Each line of the listing that contains the word "connected" is to be copied.

+--

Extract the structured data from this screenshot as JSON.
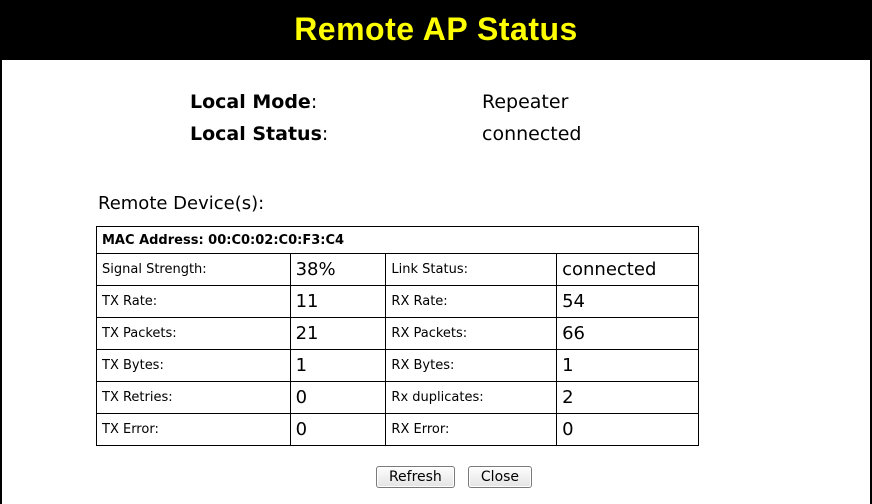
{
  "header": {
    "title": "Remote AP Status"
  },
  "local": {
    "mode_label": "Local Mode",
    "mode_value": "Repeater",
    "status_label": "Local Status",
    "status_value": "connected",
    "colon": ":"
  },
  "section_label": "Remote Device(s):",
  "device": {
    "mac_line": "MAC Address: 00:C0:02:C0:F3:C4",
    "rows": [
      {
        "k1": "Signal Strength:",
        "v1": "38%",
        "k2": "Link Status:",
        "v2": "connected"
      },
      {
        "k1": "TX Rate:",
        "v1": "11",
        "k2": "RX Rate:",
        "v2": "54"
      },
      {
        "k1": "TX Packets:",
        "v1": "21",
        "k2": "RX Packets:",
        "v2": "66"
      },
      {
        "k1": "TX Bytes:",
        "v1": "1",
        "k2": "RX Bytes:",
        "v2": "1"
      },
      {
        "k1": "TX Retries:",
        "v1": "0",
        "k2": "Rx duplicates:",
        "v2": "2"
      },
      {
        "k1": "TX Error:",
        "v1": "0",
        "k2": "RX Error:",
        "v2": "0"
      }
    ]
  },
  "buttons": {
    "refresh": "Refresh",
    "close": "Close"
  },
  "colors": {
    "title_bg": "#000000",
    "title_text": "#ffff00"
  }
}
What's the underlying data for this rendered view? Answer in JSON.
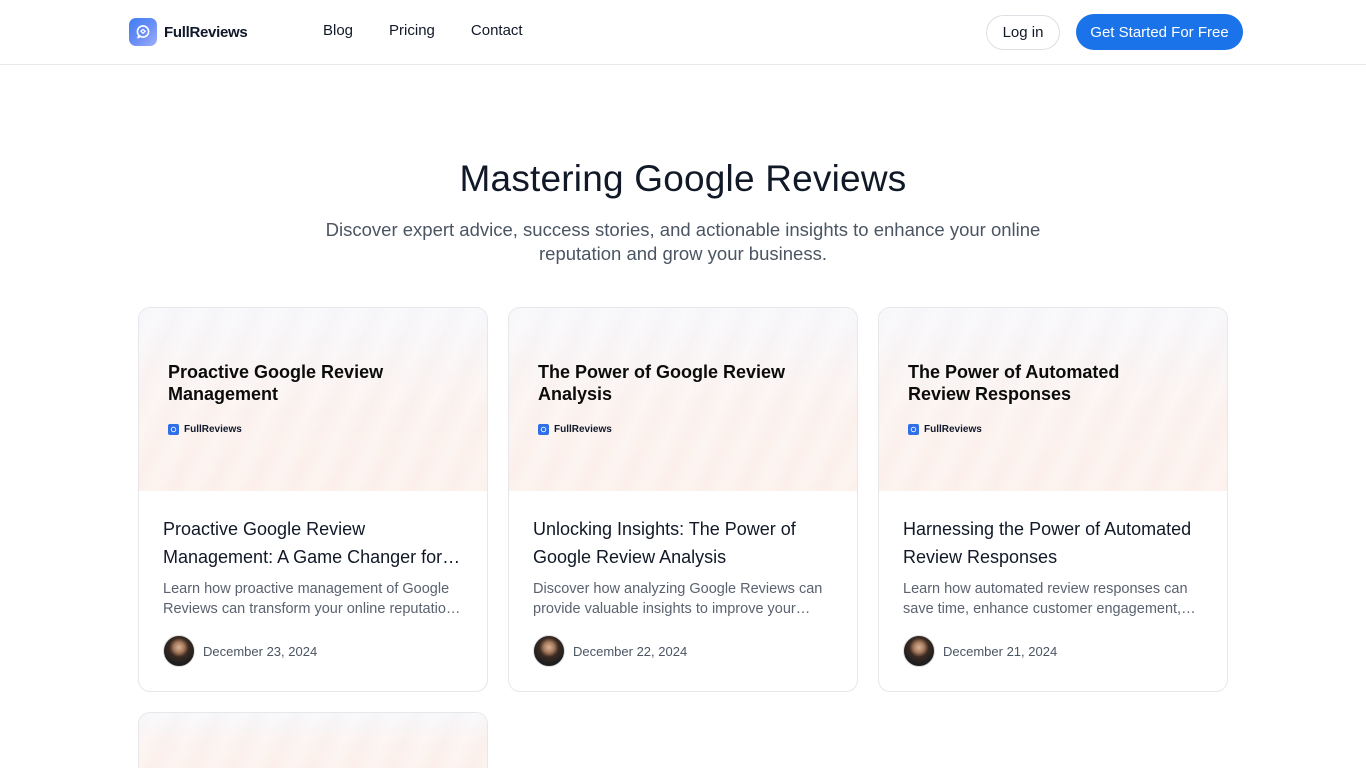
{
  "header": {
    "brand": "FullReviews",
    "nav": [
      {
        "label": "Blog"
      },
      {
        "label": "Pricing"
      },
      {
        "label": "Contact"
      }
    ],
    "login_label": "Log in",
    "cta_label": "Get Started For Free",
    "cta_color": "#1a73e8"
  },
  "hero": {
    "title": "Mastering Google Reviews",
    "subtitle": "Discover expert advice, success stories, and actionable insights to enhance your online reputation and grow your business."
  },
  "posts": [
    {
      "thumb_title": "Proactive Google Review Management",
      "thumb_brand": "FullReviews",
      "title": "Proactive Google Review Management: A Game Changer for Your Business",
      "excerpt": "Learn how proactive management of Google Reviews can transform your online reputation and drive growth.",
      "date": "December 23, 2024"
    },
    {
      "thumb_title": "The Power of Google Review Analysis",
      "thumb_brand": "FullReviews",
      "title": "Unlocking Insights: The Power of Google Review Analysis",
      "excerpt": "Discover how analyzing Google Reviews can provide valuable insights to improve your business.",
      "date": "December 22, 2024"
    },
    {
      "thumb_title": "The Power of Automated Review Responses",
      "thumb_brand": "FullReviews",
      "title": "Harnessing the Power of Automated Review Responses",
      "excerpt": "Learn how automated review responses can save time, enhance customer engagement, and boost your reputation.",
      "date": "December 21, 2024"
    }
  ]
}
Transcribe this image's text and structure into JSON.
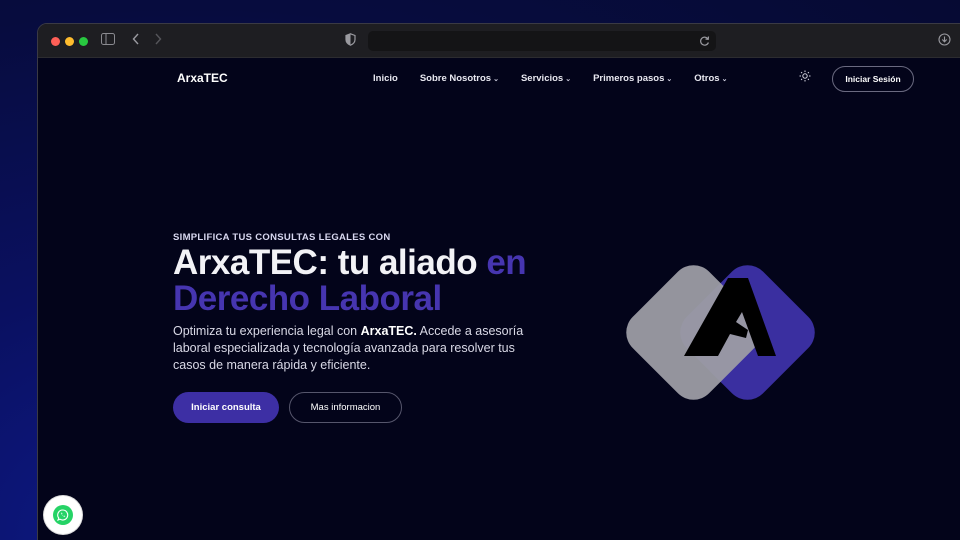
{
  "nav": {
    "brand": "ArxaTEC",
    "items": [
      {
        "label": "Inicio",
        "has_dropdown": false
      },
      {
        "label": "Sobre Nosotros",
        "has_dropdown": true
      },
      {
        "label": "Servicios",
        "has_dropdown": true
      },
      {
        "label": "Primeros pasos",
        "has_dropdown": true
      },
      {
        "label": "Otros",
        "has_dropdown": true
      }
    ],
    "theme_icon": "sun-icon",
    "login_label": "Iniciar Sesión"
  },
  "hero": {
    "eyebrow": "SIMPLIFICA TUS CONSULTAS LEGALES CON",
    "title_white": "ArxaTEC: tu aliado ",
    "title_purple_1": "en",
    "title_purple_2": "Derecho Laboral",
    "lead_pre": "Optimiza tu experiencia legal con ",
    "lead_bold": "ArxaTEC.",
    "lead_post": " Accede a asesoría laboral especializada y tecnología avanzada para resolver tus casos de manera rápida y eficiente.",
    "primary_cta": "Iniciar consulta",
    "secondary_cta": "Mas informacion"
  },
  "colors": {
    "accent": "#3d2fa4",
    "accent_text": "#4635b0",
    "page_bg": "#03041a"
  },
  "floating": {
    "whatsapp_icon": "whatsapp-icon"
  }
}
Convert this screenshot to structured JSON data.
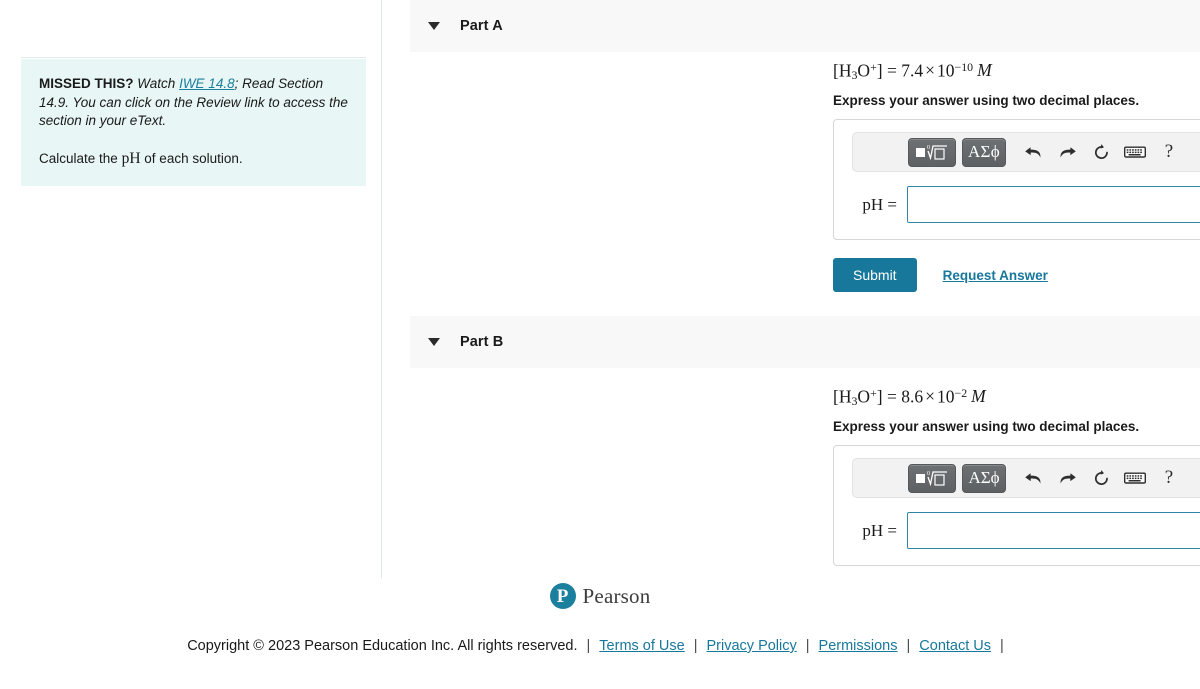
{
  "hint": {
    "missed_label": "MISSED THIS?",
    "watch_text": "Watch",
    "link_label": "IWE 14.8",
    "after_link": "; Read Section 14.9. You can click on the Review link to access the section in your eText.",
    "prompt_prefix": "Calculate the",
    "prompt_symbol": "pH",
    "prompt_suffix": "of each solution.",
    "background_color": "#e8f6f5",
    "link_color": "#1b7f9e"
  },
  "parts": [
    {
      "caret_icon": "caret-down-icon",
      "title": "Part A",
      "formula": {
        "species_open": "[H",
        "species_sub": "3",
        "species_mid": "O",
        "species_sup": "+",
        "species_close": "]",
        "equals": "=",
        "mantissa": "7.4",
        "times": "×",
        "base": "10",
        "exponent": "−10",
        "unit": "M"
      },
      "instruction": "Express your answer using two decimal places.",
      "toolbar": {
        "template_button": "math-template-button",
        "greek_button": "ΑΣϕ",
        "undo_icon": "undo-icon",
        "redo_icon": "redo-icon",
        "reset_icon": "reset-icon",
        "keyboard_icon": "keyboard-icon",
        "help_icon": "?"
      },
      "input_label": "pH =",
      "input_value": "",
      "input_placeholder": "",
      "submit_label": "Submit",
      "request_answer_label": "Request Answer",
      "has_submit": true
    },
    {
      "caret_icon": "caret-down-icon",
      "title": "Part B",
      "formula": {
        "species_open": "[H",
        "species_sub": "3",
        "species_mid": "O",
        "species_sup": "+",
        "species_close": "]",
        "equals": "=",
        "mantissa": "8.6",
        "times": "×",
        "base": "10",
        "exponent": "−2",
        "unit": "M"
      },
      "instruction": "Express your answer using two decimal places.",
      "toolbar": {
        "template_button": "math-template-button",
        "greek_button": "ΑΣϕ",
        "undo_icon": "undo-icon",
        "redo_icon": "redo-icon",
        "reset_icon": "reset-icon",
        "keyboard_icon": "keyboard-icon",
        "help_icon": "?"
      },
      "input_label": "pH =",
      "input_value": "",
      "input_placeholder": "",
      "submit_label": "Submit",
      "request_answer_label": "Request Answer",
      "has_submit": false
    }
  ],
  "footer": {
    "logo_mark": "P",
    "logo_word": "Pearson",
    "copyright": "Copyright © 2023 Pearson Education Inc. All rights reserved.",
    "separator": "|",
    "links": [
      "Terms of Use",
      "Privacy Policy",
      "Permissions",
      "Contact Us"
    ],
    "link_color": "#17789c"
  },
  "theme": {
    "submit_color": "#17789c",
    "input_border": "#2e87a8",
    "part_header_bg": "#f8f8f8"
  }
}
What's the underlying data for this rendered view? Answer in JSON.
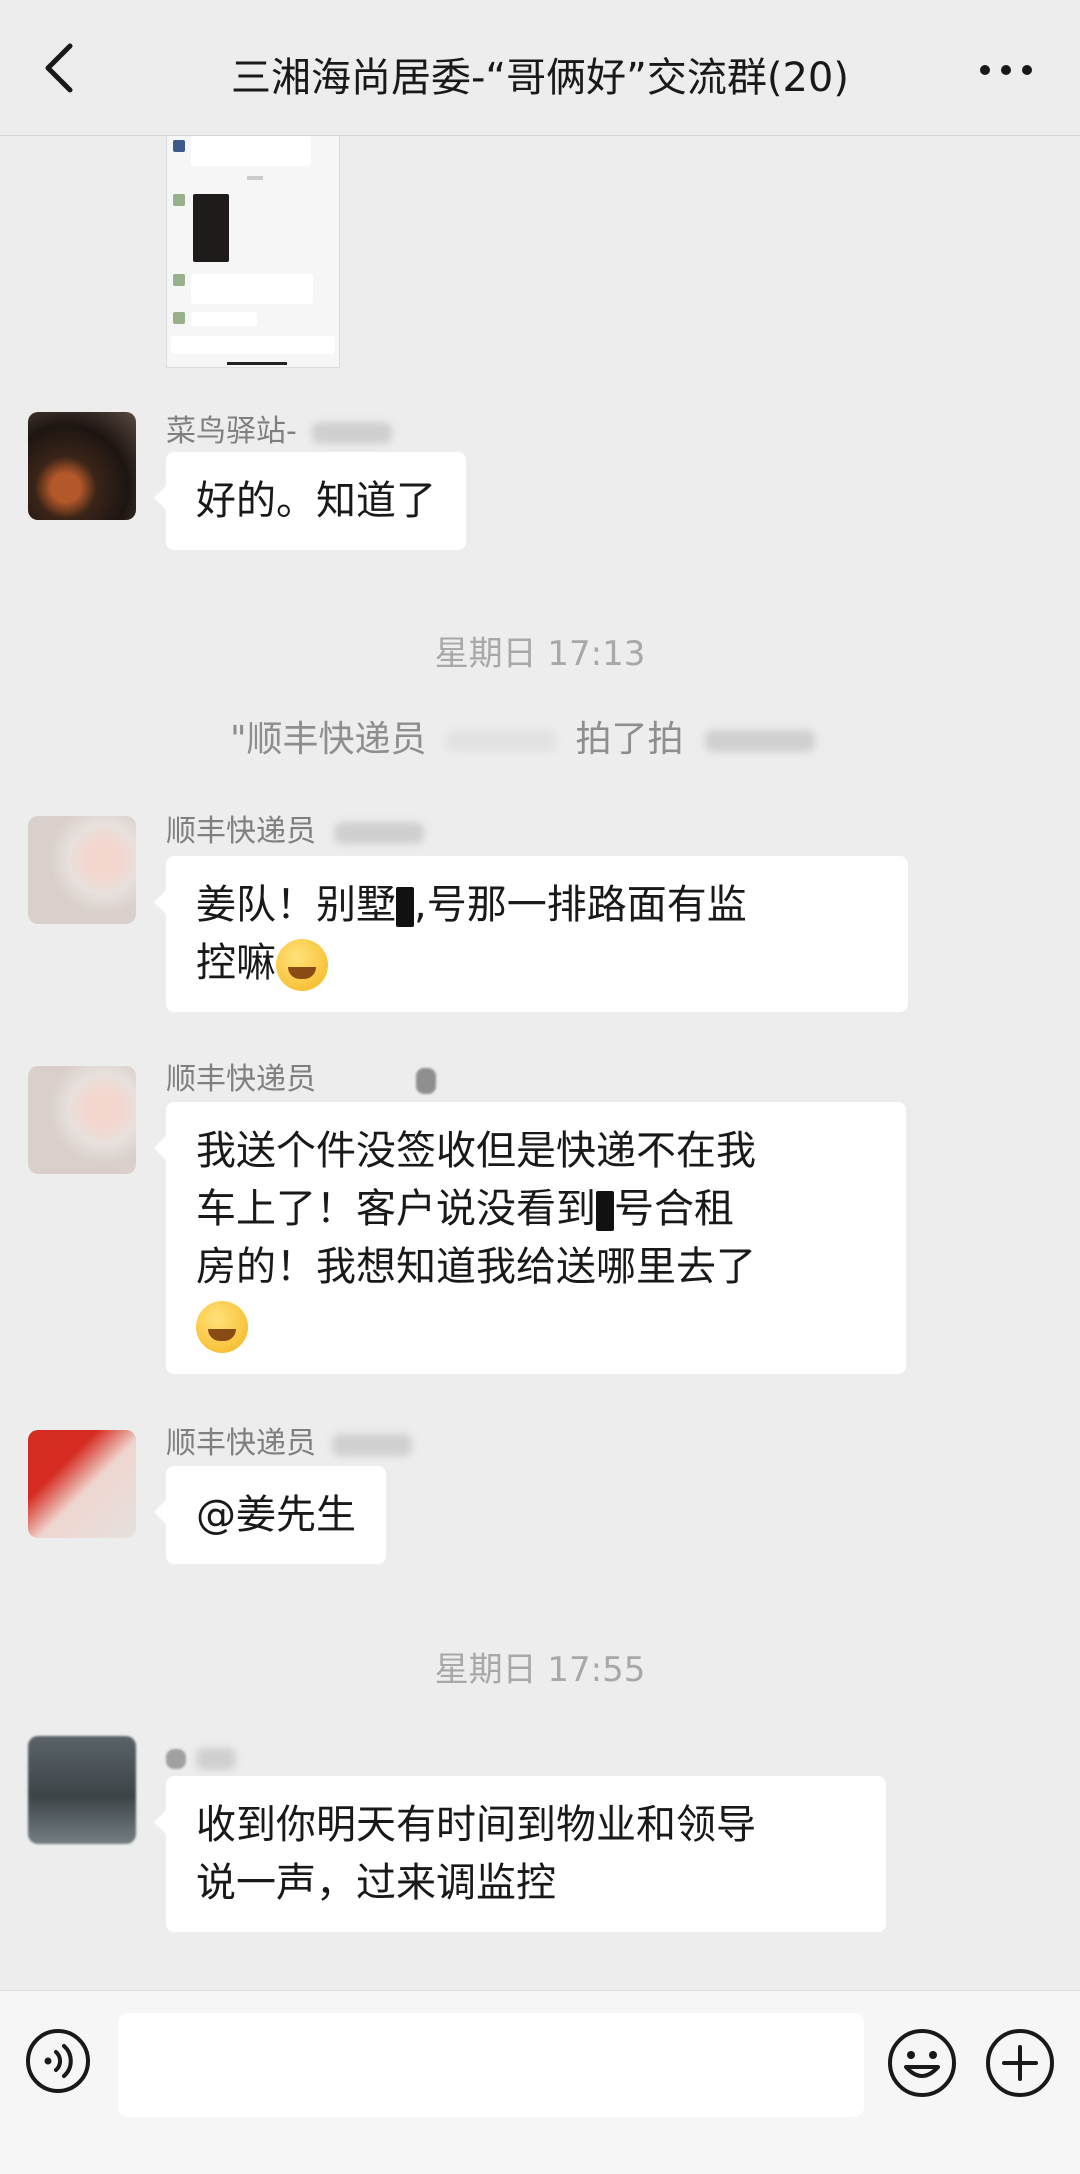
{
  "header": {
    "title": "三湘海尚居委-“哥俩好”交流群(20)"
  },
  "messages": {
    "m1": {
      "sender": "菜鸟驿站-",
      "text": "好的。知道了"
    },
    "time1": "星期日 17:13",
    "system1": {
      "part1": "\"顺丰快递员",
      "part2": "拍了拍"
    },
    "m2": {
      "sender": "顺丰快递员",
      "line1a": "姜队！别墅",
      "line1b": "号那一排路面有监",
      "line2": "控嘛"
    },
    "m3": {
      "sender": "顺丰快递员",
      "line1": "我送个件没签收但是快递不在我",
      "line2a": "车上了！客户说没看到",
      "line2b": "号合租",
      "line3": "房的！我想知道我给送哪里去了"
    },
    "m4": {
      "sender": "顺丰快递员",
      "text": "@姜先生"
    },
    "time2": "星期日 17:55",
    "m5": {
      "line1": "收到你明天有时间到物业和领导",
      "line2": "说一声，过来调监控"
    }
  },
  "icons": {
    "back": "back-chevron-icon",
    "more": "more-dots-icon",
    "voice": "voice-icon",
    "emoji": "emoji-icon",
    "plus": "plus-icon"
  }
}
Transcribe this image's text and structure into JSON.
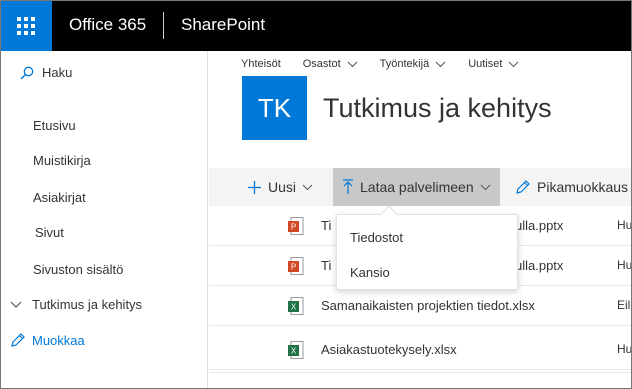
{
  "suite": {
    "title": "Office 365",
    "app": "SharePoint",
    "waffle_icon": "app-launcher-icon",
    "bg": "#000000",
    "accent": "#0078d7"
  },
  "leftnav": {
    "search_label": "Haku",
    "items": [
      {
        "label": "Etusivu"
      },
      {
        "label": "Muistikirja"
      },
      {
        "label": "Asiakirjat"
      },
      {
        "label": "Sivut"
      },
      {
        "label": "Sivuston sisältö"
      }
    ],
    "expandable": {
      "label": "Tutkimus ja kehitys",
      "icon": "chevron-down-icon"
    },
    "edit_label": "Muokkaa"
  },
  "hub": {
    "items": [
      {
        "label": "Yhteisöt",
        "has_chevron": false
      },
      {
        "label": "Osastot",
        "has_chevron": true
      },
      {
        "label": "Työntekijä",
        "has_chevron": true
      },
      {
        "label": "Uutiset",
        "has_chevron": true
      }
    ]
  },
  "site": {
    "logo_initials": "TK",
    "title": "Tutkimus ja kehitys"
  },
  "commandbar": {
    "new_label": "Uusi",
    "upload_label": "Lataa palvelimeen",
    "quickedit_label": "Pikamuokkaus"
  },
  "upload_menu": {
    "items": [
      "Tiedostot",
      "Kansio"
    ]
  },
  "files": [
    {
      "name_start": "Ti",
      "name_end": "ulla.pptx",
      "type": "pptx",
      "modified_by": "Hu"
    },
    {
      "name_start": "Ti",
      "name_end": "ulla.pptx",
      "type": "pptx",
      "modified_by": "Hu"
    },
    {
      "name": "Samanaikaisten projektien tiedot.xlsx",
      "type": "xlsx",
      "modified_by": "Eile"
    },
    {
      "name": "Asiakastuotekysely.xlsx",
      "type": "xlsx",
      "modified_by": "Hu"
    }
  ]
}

+--

— Solved problem —
    "status_value": "connected",
        "v2": "connected"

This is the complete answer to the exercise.